» Texte affiché
+---+

Monsieur Haut-Commissaire,
En 1988 après six
ans d’attente, alors que j’avais l’espoir de revoir mon cher frère, j’ai reçu la
nouvelle de son exécution. Vous pouvez imaginer mon immense peine, qui n’a
jamais cessé au bout de 29 ans. C’est une plaie ouverte qui saigne encore.
Après 29 ans, nous n’avons pas pu faire notre deuil, car les bourreaux n’ont ni
remis la dépouille de mon frère à ma famille, ni informé où il était enterré.
Après 29 ans, la justice n’est pas été rendue et les criminels sont encore aux
pouvoir en Iran.
Cela fait 29 ans que mon père cherche la tombe
de son fils, comme les parents de 30.000 autres victimes de ce crime contre
l’humanité commis par les mollahs en Iran sur ordre de Khomeiny durant l’été
1988.
Eté 2016, la
diffusion sur les réseaux sociaux d’une bande audio
bouleversante de la rencontre, le 15 août 1988, entre Montazeri, le dauphin
déchu de Khomeiny, et des membres de la «commission de la mort», a levé le
voile sur l’ampleur du massacre de 1988 en Iran.
L’ayatollah
Montazeri interpelle les responsables chargés du génocide : « Le plus grand
crime commis sous la République islamique, pour laquelle l’histoire nous
condamnera, a été commis par vous. Vos (noms) seront gravés dans les annales de
l’histoire comme des criminels.»

+---+

» Tâche à réaliser
D'après la lettre ci-dessus, répondez s'il vous plaît aux questions suivantes :
(a) Après combien d'années d'attente la nouvelle de l'exécution est-elle arrivée ?
(b) À quelle date a eu lieu la rencontre entre Montazeri et des membres de la « commission de la mort » ?
(c) Que cherche le père depuis 29 ans ?

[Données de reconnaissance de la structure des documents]

+---+

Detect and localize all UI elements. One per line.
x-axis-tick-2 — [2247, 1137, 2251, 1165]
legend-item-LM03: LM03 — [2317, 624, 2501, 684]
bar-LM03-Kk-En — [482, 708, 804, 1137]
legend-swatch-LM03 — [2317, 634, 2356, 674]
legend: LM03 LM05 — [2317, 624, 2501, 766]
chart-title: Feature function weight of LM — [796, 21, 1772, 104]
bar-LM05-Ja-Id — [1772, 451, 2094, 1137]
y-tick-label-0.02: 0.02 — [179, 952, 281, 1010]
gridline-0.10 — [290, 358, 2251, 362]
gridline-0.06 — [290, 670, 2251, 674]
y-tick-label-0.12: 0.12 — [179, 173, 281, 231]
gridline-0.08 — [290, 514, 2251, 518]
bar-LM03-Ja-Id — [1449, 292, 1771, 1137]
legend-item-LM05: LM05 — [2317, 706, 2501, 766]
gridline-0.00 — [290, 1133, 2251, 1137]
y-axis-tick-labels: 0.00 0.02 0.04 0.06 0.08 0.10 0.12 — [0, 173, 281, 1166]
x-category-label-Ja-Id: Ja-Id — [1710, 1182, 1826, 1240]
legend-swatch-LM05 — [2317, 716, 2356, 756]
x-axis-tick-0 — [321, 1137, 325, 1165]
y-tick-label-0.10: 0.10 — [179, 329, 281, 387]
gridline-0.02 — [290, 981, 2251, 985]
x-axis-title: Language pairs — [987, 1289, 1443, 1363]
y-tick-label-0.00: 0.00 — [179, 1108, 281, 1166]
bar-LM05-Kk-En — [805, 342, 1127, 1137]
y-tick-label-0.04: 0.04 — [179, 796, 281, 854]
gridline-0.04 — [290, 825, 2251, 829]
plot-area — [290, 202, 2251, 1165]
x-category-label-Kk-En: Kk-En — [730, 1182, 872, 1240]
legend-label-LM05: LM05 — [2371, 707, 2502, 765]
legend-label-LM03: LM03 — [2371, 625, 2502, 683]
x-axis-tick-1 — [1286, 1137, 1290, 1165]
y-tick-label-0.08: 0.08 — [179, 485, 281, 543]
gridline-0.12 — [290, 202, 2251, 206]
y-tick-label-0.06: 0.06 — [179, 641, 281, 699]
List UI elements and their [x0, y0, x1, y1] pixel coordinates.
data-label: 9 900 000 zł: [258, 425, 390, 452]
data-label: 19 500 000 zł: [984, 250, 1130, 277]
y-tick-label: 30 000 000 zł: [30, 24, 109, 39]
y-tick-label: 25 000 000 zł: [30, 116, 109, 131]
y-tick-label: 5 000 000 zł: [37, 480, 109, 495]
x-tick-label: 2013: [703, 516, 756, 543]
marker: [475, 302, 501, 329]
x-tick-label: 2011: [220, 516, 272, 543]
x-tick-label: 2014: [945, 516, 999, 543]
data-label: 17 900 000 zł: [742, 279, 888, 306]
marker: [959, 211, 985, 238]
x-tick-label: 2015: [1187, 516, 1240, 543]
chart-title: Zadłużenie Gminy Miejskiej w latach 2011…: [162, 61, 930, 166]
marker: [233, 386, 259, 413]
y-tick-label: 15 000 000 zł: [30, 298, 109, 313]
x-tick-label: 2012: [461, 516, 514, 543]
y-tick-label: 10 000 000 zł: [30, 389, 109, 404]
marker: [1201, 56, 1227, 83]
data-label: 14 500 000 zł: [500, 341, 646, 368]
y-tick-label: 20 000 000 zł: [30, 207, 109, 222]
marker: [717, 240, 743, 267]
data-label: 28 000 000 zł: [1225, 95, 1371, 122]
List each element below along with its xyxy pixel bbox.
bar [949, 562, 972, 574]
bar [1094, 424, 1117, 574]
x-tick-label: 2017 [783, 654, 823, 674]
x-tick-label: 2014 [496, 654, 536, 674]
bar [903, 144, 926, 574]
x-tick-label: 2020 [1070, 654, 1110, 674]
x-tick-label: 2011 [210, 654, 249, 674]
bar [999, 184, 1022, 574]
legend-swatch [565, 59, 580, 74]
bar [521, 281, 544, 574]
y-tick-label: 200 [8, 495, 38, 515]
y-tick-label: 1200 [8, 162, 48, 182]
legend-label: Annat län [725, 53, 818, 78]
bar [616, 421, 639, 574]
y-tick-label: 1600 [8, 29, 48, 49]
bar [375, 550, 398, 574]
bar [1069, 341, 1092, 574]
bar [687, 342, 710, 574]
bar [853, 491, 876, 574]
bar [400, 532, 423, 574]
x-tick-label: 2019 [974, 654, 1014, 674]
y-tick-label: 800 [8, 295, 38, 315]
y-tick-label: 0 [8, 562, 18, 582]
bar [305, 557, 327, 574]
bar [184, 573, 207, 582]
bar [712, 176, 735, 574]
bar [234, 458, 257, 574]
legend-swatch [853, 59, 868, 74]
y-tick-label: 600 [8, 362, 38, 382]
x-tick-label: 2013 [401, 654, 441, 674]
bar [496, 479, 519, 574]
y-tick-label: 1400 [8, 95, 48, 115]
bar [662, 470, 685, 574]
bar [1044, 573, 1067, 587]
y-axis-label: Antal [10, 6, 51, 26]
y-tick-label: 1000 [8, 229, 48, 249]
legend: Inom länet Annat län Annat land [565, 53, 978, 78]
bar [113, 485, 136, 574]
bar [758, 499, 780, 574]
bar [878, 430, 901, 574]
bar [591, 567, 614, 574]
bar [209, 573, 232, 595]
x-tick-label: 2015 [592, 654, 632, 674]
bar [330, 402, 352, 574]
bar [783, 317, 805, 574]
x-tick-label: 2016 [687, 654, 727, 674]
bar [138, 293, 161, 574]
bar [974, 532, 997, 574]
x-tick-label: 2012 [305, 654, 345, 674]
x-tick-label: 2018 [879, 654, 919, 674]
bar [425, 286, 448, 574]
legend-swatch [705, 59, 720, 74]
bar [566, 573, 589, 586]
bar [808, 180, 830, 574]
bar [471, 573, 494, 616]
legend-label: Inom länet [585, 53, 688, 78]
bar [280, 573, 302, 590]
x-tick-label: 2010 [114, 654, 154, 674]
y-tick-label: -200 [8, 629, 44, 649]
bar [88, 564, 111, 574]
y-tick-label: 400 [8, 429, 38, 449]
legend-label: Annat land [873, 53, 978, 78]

+---+

» Solution
(a) Après six ans d'attente.
(b) Le 15 août 1988.
(c) La tombe de son fils.